* Start Data shown *

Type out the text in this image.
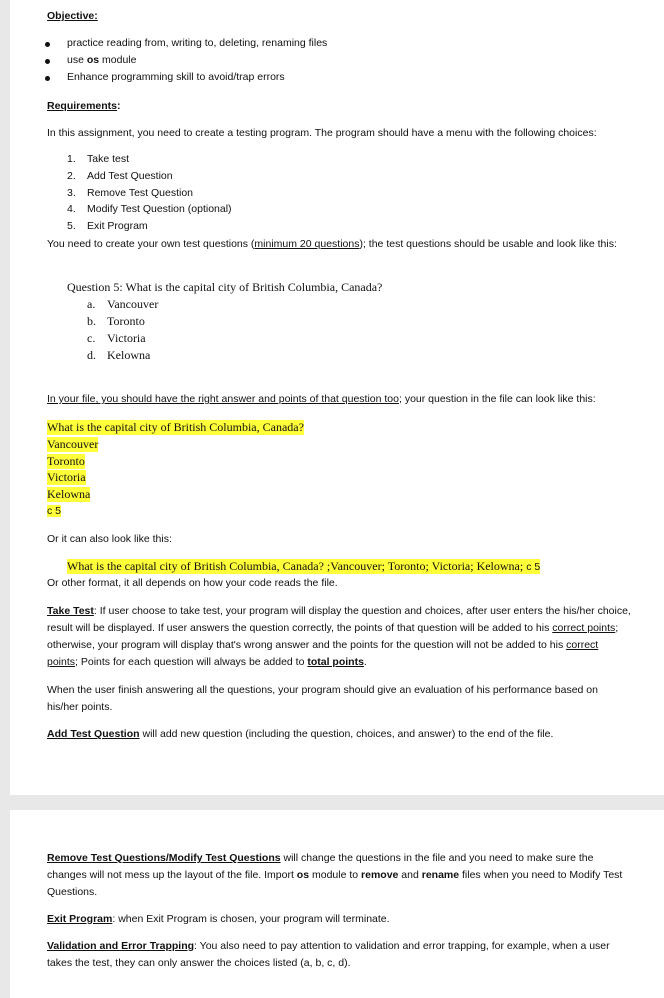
Objective:
practice reading from, writing to, deleting, renaming files
use os module
Enhance programming skill to avoid/trap errors
Requirements:
In this assignment, you need to create a testing program. The program should have a menu with the following choices:
1. Take test
2. Add Test Question
3. Remove Test Question
4. Modify Test Question (optional)
5. Exit Program
You need to create your own test questions (minimum 20 questions); the test questions should be usable and look like this:
Question 5: What is the capital city of British Columbia, Canada?
a. Vancouver
b. Toronto
c. Victoria
d. Kelowna
In your file, you should have the right answer and points of that question too; your question in the file can look like this:
What is the capital city of British Columbia, Canada?
Vancouver
Toronto
Victoria
Kelowna
c 5
Or it can also look like this:
What is the capital city of British Columbia, Canada? ;Vancouver; Toronto; Victoria; Kelowna; c 5
Or other format, it all depends on how your code reads the file.
Take Test: If user choose to take test, your program will display the question and choices, after user enters the his/her choice, result will be displayed. If user answers the question correctly, the points of that question will be added to his correct points; otherwise, your program will display that's wrong answer and the points for the question will not be added to his correct points; Points for each question will always be added to total points.
When the user finish answering all the questions, your program should give an evaluation of his performance based on his/her points.
Add Test Question will add new question (including the question, choices, and answer) to the end of the file.
Remove Test Questions/Modify Test Questions will change the questions in the file and you need to make sure the changes will not mess up the layout of the file. Import os module to remove and rename files when you need to Modify Test Questions.
Exit Program: when Exit Program is chosen, your program will terminate.
Validation and Error Trapping: You also need to pay attention to validation and error trapping, for example, when a user takes the test, they can only answer the choices listed (a, b, c, d).
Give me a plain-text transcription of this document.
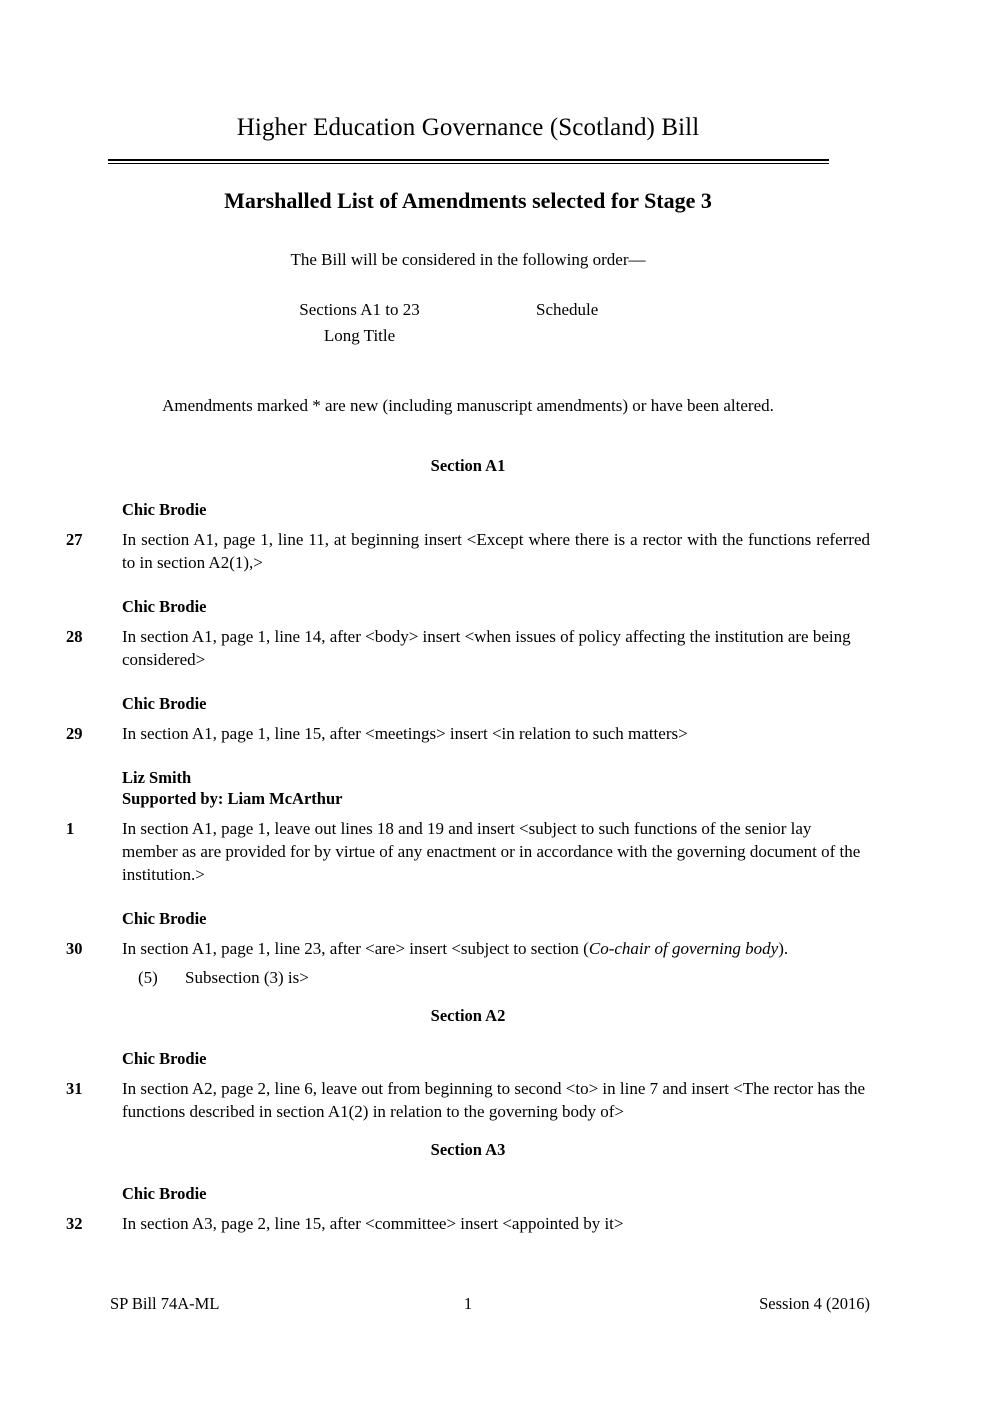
Higher Education Governance (Scotland) Bill
Marshalled List of Amendments selected for Stage 3

The Bill will be considered in the following order—

Sections A1 to 23
Long Title
Schedule

Amendments marked * are new (including manuscript amendments) or have been altered.

Section A1
Chic Brodie
27	In section A1, page 1, line 11, at beginning insert <Except where there is a rector with the functions referred to in section A2(1),>
Chic Brodie
28	In section A1, page 1, line 14, after <body> insert <when issues of policy affecting the institution are being considered>
Chic Brodie
29	In section A1, page 1, line 15, after <meetings> insert <in relation to such matters>
Liz Smith
Supported by: Liam McArthur
1	In section A1, page 1, leave out lines 18 and 19 and insert <subject to such functions of the senior lay member as are provided for by virtue of any enactment or in accordance with the governing document of the institution.>
Chic Brodie
30	In section A1, page 1, line 23, after <are> insert <subject to section (Co-chair of governing body).
(5) Subsection (3) is>
Section A2
Chic Brodie
31	In section A2, page 2, line 6, leave out from beginning to second <to> in line 7 and insert <The rector has the functions described in section A1(2) in relation to the governing body of>
Section A3
Chic Brodie
32	In section A3, page 2, line 15, after <committee> insert <appointed by it>
SP Bill 74A-ML	1	Session 4 (2016)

* End Data shown *

## What the task requires
Tally every line of the data that holds the word "points" and write the count alone.

## Solution for this task
3